[Raw records]

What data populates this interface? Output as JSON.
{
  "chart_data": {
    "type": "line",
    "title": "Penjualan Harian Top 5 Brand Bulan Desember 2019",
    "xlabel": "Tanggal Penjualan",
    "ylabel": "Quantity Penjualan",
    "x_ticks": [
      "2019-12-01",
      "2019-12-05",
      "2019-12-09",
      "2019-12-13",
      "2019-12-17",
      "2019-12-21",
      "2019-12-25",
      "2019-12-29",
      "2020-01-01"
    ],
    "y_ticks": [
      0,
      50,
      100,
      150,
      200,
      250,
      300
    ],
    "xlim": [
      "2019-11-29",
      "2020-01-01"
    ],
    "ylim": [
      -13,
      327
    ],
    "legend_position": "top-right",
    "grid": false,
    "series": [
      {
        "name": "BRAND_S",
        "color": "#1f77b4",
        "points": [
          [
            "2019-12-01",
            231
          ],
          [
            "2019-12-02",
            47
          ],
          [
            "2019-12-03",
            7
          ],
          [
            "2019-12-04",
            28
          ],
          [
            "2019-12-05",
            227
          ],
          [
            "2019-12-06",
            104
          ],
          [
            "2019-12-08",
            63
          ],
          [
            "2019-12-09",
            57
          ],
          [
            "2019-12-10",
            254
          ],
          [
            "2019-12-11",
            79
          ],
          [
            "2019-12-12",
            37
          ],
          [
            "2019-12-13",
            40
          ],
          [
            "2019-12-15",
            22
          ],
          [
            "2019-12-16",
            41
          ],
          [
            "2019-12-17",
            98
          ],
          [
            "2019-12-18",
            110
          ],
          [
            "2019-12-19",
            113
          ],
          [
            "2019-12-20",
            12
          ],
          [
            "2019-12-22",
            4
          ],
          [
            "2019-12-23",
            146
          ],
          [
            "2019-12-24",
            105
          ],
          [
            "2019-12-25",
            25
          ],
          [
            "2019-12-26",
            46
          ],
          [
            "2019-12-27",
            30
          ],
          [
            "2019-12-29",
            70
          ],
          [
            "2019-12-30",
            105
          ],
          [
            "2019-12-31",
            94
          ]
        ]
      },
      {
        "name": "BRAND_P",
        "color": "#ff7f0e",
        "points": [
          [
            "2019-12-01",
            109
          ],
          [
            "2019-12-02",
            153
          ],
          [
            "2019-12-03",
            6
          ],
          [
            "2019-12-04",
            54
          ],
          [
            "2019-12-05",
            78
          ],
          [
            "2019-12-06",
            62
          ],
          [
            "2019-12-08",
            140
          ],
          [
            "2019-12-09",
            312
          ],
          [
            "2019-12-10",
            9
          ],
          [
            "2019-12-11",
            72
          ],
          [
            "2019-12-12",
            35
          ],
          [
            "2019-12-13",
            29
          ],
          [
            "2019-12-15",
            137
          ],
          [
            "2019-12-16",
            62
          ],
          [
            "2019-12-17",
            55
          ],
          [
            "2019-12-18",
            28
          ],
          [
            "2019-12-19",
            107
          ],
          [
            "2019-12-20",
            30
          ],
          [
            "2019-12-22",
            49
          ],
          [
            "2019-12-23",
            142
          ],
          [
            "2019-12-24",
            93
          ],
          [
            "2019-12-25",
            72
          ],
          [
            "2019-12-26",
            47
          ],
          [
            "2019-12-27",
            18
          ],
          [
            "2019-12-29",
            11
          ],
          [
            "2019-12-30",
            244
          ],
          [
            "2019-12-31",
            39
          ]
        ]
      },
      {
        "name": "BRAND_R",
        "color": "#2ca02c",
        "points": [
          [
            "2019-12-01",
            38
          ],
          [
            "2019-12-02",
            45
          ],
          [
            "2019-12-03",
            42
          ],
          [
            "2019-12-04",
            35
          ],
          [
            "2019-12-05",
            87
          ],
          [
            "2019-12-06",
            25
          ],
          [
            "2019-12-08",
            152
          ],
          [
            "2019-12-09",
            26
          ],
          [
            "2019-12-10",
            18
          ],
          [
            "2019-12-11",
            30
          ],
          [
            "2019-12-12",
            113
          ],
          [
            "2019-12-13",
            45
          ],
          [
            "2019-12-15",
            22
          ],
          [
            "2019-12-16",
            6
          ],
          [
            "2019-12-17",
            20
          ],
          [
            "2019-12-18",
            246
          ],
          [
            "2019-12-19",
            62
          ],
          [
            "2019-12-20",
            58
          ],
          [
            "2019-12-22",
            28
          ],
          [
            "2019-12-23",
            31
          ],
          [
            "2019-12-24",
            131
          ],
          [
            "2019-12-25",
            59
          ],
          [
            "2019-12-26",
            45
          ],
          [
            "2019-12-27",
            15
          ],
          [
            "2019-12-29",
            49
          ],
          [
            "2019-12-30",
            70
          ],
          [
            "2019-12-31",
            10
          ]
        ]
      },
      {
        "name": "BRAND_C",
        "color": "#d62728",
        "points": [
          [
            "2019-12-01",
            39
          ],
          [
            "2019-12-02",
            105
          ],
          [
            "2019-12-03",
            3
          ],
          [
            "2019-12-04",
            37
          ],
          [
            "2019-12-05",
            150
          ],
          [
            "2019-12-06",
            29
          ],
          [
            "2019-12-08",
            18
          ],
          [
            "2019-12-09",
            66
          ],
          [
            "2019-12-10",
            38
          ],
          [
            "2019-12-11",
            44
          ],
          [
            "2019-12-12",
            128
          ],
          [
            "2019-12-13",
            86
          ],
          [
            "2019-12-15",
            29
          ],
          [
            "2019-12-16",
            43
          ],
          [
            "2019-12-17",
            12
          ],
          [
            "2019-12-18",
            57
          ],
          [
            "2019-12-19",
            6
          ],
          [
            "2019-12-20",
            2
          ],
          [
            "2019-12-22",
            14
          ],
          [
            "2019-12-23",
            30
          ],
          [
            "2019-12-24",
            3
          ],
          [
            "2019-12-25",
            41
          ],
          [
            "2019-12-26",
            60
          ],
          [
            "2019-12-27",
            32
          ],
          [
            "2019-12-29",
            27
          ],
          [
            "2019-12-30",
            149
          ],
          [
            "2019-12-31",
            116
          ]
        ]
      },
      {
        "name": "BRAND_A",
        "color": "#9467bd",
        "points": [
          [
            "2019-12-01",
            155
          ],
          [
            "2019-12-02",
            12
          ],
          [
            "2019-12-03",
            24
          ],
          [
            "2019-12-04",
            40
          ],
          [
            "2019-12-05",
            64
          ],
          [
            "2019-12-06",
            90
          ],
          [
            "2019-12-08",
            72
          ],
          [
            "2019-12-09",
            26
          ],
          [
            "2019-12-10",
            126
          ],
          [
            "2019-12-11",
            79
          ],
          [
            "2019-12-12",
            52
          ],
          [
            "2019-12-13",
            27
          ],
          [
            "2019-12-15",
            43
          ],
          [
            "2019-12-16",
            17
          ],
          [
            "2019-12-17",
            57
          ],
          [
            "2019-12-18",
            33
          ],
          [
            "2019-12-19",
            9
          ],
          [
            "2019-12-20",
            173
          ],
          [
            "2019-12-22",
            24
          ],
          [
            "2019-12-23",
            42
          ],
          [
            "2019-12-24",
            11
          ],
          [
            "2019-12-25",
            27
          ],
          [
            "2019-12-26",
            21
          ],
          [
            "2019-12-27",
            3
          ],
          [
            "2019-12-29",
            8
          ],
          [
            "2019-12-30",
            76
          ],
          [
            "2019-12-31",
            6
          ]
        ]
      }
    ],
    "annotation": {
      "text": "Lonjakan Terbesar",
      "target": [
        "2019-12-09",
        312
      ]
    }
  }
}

Exercise goal: Repeat the data above, word for word.

Written solution:
What data populates this interface? Output as JSON.
{
  "chart_data": {
    "type": "line",
    "title": "Penjualan Harian Top 5 Brand Bulan Desember 2019",
    "xlabel": "Tanggal Penjualan",
    "ylabel": "Quantity Penjualan",
    "x_ticks": [
      "2019-12-01",
      "2019-12-05",
      "2019-12-09",
      "2019-12-13",
      "2019-12-17",
      "2019-12-21",
      "2019-12-25",
      "2019-12-29",
      "2020-01-01"
    ],
    "y_ticks": [
      0,
      50,
      100,
      150,
      200,
      250,
      300
    ],
    "xlim": [
      "2019-11-29",
      "2020-01-01"
    ],
    "ylim": [
      -13,
      327
    ],
    "legend_position": "top-right",
    "grid": false,
    "series": [
      {
        "name": "BRAND_S",
        "color": "#1f77b4",
        "points": [
          [
            "2019-12-01",
            231
          ],
          [
            "2019-12-02",
            47
          ],
          [
            "2019-12-03",
            7
          ],
          [
            "2019-12-04",
            28
          ],
          [
            "2019-12-05",
            227
          ],
          [
            "2019-12-06",
            104
          ],
          [
            "2019-12-08",
            63
          ],
          [
            "2019-12-09",
            57
          ],
          [
            "2019-12-10",
            254
          ],
          [
            "2019-12-11",
            79
          ],
          [
            "2019-12-12",
            37
          ],
          [
            "2019-12-13",
            40
          ],
          [
            "2019-12-15",
            22
          ],
          [
            "2019-12-16",
            41
          ],
          [
            "2019-12-17",
            98
          ],
          [
            "2019-12-18",
            110
          ],
          [
            "2019-12-19",
            113
          ],
          [
            "2019-12-20",
            12
          ],
          [
            "2019-12-22",
            4
          ],
          [
            "2019-12-23",
            146
          ],
          [
            "2019-12-24",
            105
          ],
          [
            "2019-12-25",
            25
          ],
          [
            "2019-12-26",
            46
          ],
          [
            "2019-12-27",
            30
          ],
          [
            "2019-12-29",
            70
          ],
          [
            "2019-12-30",
            105
          ],
          [
            "2019-12-31",
            94
          ]
        ]
      },
      {
        "name": "BRAND_P",
        "color": "#ff7f0e",
        "points": [
          [
            "2019-12-01",
            109
          ],
          [
            "2019-12-02",
            153
          ],
          [
            "2019-12-03",
            6
          ],
          [
            "2019-12-04",
            54
          ],
          [
            "2019-12-05",
            78
          ],
          [
            "2019-12-06",
            62
          ],
          [
            "2019-12-08",
            140
          ],
          [
            "2019-12-09",
            312
          ],
          [
            "2019-12-10",
            9
          ],
          [
            "2019-12-11",
            72
          ],
          [
            "2019-12-12",
            35
          ],
          [
            "2019-12-13",
            29
          ],
          [
            "2019-12-15",
            137
          ],
          [
            "2019-12-16",
            62
          ],
          [
            "2019-12-17",
            55
          ],
          [
            "2019-12-18",
            28
          ],
          [
            "2019-12-19",
            107
          ],
          [
            "2019-12-20",
            30
          ],
          [
            "2019-12-22",
            49
          ],
          [
            "2019-12-23",
            142
          ],
          [
            "2019-12-24",
            93
          ],
          [
            "2019-12-25",
            72
          ],
          [
            "2019-12-26",
            47
          ],
          [
            "2019-12-27",
            18
          ],
          [
            "2019-12-29",
            11
          ],
          [
            "2019-12-30",
            244
          ],
          [
            "2019-12-31",
            39
          ]
        ]
      },
      {
        "name": "BRAND_R",
        "color": "#2ca02c",
        "points": [
          [
            "2019-12-01",
            38
          ],
          [
            "2019-12-02",
            45
          ],
          [
            "2019-12-03",
            42
          ],
          [
            "2019-12-04",
            35
          ],
          [
            "2019-12-05",
            87
          ],
          [
            "2019-12-06",
            25
          ],
          [
            "2019-12-08",
            152
          ],
          [
            "2019-12-09",
            26
          ],
          [
            "2019-12-10",
            18
          ],
          [
            "2019-12-11",
            30
          ],
          [
            "2019-12-12",
            113
          ],
          [
            "2019-12-13",
            45
          ],
          [
            "2019-12-15",
            22
          ],
          [
            "2019-12-16",
            6
          ],
          [
            "2019-12-17",
            20
          ],
          [
            "2019-12-18",
            246
          ],
          [
            "2019-12-19",
            62
          ],
          [
            "2019-12-20",
            58
          ],
          [
            "2019-12-22",
            28
          ],
          [
            "2019-12-23",
            31
          ],
          [
            "2019-12-24",
            131
          ],
          [
            "2019-12-25",
            59
          ],
          [
            "2019-12-26",
            45
          ],
          [
            "2019-12-27",
            15
          ],
          [
            "2019-12-29",
            49
          ],
          [
            "2019-12-30",
            70
          ],
          [
            "2019-12-31",
            10
          ]
        ]
      },
      {
        "name": "BRAND_C",
        "color": "#d62728",
        "points": [
          [
            "2019-12-01",
            39
          ],
          [
            "2019-12-02",
            105
          ],
          [
            "2019-12-03",
            3
          ],
          [
            "2019-12-04",
            37
          ],
          [
            "2019-12-05",
            150
          ],
          [
            "2019-12-06",
            29
          ],
          [
            "2019-12-08",
            18
          ],
          [
            "2019-12-09",
            66
          ],
          [
            "2019-12-10",
            38
          ],
          [
            "2019-12-11",
            44
          ],
          [
            "2019-12-12",
            128
          ],
          [
            "2019-12-13",
            86
          ],
          [
            "2019-12-15",
            29
          ],
          [
            "2019-12-16",
            43
          ],
          [
            "2019-12-17",
            12
          ],
          [
            "2019-12-18",
            57
          ],
          [
            "2019-12-19",
            6
          ],
          [
            "2019-12-20",
            2
          ],
          [
            "2019-12-22",
            14
          ],
          [
            "2019-12-23",
            30
          ],
          [
            "2019-12-24",
            3
          ],
          [
            "2019-12-25",
            41
          ],
          [
            "2019-12-26",
            60
          ],
          [
            "2019-12-27",
            32
          ],
          [
            "2019-12-29",
            27
          ],
          [
            "2019-12-30",
            149
          ],
          [
            "2019-12-31",
            116
          ]
        ]
      },
      {
        "name": "BRAND_A",
        "color": "#9467bd",
        "points": [
          [
            "2019-12-01",
            155
          ],
          [
            "2019-12-02",
            12
          ],
          [
            "2019-12-03",
            24
          ],
          [
            "2019-12-04",
            40
          ],
          [
            "2019-12-05",
            64
          ],
          [
            "2019-12-06",
            90
          ],
          [
            "2019-12-08",
            72
          ],
          [
            "2019-12-09",
            26
          ],
          [
            "2019-12-10",
            126
          ],
          [
            "2019-12-11",
            79
          ],
          [
            "2019-12-12",
            52
          ],
          [
            "2019-12-13",
            27
          ],
          [
            "2019-12-15",
            43
          ],
          [
            "2019-12-16",
            17
          ],
          [
            "2019-12-17",
            57
          ],
          [
            "2019-12-18",
            33
          ],
          [
            "2019-12-19",
            9
          ],
          [
            "2019-12-20",
            173
          ],
          [
            "2019-12-22",
            24
          ],
          [
            "2019-12-23",
            42
          ],
          [
            "2019-12-24",
            11
          ],
          [
            "2019-12-25",
            27
          ],
          [
            "2019-12-26",
            21
          ],
          [
            "2019-12-27",
            3
          ],
          [
            "2019-12-29",
            8
          ],
          [
            "2019-12-30",
            76
          ],
          [
            "2019-12-31",
            6
          ]
        ]
      }
    ],
    "annotation": {
      "text": "Lonjakan Terbesar",
      "target": [
        "2019-12-09",
        312
      ]
    }
  }
}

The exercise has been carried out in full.